-------- MATERIALS PROVIDED --------

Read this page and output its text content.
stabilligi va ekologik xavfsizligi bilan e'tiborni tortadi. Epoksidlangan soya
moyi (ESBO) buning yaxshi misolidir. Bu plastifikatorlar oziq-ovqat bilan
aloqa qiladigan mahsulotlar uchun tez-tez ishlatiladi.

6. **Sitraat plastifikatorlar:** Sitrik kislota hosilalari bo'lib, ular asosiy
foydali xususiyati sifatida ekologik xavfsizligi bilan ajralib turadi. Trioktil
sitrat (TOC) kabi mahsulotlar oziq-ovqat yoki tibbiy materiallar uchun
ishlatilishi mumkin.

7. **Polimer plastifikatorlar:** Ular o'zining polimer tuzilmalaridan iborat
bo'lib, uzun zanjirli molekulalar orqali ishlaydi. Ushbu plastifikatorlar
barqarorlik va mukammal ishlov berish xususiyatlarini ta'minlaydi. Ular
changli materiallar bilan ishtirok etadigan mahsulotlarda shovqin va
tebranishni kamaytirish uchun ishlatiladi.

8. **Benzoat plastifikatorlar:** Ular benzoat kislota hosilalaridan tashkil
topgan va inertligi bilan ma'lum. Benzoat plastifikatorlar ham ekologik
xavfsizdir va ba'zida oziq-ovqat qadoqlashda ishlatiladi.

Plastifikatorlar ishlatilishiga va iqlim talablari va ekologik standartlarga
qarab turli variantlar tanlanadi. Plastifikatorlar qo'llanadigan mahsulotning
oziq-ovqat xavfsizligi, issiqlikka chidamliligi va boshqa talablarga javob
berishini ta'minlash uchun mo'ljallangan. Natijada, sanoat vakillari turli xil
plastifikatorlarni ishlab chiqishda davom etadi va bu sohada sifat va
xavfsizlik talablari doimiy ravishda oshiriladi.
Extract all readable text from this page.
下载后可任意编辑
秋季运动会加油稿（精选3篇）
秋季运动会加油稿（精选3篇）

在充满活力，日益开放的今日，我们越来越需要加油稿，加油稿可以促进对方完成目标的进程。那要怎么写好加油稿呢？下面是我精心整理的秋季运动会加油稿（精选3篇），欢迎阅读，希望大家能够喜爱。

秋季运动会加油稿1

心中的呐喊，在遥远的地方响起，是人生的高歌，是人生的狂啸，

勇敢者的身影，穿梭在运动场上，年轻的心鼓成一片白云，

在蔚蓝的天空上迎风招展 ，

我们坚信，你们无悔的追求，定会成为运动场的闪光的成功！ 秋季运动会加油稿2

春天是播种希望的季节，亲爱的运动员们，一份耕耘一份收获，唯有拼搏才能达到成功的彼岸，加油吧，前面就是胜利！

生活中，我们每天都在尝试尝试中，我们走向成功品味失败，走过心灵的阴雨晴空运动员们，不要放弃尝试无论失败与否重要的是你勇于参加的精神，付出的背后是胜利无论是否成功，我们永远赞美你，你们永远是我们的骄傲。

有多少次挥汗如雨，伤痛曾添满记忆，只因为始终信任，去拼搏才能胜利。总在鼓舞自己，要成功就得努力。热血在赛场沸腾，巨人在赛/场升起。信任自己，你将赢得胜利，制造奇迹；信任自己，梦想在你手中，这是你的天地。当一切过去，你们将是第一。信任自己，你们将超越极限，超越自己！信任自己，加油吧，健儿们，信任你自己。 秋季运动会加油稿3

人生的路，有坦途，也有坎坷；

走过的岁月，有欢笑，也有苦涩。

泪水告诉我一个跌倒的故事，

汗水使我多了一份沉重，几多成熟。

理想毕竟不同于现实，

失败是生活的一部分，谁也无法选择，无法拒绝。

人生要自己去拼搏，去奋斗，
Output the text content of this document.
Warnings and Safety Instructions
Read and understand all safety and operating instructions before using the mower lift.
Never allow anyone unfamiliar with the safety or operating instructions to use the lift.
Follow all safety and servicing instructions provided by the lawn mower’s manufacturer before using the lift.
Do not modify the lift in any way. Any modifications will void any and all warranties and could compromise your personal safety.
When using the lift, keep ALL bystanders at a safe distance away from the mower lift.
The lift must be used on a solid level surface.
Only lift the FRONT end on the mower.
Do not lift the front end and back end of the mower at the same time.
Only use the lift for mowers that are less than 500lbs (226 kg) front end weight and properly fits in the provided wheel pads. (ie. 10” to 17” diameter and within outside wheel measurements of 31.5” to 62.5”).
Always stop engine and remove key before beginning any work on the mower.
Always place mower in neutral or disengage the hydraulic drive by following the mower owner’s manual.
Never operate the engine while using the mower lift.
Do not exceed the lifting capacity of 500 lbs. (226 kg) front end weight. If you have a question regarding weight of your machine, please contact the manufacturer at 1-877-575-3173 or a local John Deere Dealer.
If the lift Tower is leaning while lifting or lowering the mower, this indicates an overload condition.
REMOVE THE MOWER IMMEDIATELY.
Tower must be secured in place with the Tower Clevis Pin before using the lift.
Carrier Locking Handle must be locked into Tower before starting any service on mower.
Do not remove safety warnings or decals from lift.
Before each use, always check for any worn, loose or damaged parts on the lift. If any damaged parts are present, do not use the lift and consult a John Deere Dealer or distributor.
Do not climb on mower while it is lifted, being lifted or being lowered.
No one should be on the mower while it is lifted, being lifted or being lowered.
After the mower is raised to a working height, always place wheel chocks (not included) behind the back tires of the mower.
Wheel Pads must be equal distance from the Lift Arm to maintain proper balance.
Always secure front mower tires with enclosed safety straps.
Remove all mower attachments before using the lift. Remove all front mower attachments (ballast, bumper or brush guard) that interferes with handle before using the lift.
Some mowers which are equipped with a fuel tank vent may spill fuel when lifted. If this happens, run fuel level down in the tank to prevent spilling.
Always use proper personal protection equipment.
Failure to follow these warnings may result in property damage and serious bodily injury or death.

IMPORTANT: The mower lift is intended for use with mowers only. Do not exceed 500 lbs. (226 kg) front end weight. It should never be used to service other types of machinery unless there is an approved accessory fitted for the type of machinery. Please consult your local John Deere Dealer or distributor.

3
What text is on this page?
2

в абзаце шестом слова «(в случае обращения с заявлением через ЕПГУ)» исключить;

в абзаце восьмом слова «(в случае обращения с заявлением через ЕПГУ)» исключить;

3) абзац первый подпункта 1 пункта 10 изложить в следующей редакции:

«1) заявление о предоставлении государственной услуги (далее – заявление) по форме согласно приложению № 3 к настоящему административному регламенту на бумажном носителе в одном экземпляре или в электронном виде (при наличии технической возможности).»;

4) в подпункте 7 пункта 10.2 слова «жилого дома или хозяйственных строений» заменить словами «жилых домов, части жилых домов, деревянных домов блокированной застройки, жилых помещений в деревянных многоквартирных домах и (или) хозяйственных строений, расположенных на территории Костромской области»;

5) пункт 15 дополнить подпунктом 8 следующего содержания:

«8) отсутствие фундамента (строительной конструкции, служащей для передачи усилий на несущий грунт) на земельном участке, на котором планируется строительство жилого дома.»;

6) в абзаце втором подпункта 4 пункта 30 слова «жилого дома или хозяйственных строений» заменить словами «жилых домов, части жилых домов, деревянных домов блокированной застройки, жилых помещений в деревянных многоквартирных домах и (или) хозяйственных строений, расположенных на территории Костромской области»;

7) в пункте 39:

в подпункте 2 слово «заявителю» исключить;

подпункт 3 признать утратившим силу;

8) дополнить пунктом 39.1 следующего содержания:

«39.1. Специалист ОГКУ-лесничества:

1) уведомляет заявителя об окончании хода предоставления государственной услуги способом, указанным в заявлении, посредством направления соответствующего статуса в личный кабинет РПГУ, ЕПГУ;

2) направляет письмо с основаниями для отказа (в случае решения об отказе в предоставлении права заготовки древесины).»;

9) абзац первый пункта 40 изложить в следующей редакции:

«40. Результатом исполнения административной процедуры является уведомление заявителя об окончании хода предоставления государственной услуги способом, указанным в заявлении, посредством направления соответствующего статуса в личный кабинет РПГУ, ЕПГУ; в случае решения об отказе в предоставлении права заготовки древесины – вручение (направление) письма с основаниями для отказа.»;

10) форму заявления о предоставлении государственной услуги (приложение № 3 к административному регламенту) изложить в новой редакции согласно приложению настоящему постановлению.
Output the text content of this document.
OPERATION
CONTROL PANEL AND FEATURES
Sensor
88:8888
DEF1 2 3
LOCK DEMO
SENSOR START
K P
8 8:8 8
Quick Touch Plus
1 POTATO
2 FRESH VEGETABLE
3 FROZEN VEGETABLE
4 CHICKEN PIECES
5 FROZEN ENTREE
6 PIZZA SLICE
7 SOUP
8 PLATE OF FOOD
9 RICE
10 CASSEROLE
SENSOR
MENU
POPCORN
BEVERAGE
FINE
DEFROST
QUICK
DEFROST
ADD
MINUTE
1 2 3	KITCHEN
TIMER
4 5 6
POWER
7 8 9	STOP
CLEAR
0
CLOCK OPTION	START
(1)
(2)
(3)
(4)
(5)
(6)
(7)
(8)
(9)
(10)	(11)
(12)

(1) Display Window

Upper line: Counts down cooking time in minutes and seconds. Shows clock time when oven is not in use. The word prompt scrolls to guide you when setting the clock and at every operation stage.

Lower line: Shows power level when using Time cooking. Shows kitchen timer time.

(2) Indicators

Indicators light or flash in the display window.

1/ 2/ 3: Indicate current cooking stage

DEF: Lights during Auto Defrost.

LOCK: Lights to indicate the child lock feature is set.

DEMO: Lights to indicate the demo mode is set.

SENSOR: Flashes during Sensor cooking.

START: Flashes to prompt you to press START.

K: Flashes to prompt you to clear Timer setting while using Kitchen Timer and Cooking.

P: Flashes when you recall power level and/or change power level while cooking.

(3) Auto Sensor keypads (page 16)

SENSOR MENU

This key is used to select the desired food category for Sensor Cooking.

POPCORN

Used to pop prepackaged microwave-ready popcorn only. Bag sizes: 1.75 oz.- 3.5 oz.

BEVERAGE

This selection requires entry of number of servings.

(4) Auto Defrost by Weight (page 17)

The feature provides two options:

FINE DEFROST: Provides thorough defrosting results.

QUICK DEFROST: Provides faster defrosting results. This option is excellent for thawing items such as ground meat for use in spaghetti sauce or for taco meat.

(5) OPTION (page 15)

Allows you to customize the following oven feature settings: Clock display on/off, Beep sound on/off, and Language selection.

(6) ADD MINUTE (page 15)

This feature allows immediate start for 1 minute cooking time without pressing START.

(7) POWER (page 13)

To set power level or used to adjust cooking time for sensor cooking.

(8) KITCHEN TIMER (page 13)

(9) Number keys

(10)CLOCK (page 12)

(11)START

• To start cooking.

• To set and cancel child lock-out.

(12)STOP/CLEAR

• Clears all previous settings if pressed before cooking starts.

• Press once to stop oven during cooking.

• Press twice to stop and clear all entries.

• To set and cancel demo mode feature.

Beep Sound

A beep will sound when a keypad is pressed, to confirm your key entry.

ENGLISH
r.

--------

State only the number of lines in these entries that contain "personal".

2